=== Data for this exercise ===
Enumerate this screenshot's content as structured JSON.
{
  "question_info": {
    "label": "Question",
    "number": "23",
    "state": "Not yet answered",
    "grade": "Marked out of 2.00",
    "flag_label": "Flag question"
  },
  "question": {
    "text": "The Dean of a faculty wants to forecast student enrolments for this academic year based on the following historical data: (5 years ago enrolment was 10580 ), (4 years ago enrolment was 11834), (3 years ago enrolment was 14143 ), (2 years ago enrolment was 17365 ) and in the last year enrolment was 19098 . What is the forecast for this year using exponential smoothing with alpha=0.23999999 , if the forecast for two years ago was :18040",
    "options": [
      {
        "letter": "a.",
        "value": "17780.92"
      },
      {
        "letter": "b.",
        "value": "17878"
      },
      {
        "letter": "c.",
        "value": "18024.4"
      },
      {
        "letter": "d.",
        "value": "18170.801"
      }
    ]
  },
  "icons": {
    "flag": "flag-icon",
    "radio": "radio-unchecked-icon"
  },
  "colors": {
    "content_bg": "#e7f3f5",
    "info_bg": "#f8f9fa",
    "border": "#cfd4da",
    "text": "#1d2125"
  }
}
===
=== Data for this exercise ===
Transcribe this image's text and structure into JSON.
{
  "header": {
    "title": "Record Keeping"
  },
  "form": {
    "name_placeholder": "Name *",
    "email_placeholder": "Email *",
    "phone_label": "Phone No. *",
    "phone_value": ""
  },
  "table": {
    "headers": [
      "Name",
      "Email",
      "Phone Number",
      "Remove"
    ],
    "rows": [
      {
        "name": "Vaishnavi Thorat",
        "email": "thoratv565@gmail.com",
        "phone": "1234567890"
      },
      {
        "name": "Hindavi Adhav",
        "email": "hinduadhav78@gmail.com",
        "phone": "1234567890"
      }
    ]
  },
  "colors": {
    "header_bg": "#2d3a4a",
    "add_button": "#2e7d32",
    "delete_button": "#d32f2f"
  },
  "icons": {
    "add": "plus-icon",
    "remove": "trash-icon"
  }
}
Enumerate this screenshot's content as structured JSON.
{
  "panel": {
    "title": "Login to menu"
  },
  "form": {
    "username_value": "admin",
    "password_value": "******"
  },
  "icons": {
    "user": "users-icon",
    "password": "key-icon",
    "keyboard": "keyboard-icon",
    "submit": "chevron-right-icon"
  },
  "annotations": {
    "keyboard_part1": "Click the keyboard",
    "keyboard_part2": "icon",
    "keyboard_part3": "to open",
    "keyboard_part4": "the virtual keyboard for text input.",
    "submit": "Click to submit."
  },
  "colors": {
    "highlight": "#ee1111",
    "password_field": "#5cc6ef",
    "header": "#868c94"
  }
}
===
**Written problem:** Copy every line from the records above that contains the word "title".

**Output for this exercise:**
    "title": "Record Keeping"
    "title": "Login to menu"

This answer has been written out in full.